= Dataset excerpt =
Start

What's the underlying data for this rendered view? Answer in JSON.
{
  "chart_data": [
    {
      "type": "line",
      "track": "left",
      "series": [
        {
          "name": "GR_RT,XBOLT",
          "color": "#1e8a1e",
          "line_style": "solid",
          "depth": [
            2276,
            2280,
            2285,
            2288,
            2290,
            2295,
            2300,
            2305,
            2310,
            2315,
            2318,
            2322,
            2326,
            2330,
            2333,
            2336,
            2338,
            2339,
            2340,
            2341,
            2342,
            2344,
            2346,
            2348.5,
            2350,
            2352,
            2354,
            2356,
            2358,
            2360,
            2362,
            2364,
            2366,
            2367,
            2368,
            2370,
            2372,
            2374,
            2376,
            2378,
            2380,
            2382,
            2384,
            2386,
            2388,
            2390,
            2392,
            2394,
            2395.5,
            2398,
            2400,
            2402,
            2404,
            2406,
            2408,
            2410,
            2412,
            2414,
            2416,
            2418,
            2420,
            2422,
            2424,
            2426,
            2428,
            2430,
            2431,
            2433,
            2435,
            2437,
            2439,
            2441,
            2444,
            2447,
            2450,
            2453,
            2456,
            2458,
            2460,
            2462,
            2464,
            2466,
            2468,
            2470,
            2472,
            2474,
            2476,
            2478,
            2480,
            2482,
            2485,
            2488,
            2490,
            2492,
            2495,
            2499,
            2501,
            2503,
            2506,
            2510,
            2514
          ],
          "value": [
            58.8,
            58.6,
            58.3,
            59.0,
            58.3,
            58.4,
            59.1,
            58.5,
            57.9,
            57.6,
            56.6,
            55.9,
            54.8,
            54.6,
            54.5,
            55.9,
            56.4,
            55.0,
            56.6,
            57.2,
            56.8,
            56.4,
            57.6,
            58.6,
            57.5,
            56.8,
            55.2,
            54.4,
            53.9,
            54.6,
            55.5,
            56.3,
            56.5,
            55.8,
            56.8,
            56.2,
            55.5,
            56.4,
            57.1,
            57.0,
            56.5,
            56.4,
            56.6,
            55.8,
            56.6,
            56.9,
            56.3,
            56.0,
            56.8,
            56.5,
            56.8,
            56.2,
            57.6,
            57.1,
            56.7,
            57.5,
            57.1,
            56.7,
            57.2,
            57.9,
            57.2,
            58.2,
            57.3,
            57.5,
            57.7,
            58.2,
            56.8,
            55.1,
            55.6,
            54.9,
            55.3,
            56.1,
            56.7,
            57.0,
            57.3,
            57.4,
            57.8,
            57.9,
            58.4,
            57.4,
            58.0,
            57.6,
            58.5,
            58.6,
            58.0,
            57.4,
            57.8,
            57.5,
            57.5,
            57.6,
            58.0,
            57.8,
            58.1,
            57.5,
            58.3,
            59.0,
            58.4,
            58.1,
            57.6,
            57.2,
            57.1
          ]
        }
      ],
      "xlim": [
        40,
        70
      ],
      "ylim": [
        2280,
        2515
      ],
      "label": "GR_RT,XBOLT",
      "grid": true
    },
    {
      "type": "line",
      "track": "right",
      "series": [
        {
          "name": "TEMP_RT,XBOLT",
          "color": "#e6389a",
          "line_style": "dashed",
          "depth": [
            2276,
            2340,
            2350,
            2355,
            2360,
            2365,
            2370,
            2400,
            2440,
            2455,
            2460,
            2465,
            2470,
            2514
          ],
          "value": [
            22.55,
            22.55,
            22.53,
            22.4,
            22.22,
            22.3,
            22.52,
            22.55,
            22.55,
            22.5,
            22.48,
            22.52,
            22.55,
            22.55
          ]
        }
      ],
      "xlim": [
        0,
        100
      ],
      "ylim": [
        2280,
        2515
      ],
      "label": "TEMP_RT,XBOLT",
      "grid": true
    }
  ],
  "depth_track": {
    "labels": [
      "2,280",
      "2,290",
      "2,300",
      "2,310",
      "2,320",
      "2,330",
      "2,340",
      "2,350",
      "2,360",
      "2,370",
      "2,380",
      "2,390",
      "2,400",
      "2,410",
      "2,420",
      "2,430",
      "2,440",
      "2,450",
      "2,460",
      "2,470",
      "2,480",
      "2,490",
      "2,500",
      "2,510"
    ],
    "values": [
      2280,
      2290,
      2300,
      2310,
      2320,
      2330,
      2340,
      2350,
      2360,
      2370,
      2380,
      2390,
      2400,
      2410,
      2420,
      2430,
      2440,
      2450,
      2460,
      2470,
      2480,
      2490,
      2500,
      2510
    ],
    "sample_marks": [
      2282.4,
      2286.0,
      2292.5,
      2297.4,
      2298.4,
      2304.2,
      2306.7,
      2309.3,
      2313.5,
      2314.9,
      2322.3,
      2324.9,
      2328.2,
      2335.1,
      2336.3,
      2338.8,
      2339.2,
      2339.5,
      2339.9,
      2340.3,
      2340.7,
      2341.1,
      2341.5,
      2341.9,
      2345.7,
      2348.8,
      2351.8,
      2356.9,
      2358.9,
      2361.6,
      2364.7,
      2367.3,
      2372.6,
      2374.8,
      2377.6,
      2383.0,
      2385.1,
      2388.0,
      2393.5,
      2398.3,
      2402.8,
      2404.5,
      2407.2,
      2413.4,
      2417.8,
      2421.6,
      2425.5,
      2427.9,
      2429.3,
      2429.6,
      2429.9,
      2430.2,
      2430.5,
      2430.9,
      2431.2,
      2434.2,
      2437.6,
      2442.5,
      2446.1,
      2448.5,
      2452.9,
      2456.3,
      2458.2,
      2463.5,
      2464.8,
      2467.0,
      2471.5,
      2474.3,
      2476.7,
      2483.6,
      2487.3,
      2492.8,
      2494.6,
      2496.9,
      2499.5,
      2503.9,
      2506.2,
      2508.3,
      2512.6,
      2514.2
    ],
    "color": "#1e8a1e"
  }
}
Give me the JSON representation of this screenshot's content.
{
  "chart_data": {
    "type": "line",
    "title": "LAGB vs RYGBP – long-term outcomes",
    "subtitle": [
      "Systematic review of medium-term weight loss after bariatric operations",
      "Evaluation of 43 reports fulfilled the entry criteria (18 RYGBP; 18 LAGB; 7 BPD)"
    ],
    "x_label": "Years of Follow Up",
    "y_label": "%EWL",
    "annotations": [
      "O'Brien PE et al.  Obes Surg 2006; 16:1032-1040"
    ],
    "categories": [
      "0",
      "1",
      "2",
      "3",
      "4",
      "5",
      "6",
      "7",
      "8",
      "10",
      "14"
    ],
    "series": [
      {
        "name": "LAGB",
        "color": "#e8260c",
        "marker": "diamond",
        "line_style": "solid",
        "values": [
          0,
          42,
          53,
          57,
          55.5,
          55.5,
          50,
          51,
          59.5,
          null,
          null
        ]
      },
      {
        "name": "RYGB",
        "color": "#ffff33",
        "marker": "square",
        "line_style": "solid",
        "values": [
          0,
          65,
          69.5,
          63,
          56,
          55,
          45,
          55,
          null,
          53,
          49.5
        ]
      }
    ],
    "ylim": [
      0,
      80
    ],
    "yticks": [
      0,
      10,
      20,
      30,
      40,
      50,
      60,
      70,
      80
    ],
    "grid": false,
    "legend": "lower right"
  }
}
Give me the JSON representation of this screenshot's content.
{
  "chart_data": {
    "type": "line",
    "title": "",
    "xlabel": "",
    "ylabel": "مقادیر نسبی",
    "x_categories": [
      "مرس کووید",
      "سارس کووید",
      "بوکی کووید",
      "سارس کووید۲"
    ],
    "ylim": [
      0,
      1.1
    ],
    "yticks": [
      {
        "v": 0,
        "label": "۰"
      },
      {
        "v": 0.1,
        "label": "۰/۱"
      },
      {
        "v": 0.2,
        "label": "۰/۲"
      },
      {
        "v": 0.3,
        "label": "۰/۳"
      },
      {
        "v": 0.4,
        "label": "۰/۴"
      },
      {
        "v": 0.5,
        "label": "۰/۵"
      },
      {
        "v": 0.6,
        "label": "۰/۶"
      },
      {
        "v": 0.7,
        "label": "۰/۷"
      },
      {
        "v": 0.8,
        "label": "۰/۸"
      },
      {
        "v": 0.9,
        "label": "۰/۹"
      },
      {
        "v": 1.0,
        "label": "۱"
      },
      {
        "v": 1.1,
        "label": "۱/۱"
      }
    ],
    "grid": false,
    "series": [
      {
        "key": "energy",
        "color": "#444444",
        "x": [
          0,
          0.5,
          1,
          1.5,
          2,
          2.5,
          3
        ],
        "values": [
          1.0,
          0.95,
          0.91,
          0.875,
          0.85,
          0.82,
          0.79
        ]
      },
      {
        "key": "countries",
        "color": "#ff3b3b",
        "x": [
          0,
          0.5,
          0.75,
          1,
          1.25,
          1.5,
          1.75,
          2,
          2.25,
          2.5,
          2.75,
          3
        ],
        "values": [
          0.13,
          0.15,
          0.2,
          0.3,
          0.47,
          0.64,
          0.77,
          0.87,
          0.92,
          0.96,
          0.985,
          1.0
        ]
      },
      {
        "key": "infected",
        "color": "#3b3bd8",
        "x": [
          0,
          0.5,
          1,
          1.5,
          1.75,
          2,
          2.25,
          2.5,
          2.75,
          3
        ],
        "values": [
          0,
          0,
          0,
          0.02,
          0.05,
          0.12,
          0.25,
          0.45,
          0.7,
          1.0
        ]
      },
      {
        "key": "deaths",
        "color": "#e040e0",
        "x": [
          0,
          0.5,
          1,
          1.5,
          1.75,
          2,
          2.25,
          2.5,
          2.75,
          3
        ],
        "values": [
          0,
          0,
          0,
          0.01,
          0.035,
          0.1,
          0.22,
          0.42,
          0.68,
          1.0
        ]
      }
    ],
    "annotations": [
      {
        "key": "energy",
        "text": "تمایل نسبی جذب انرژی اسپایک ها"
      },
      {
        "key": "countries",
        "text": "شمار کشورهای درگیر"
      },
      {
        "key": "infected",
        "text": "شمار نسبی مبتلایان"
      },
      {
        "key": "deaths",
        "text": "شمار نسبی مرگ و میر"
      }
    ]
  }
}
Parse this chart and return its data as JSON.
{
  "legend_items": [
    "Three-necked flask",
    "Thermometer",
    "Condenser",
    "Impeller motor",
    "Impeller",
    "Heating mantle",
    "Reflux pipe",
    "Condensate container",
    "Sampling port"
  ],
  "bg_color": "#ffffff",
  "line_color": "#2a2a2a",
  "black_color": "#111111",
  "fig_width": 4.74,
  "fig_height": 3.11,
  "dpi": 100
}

End

= Your task =
Examine the records and report how many lines contain the string "text". Only the number should be given.

= Answer =
4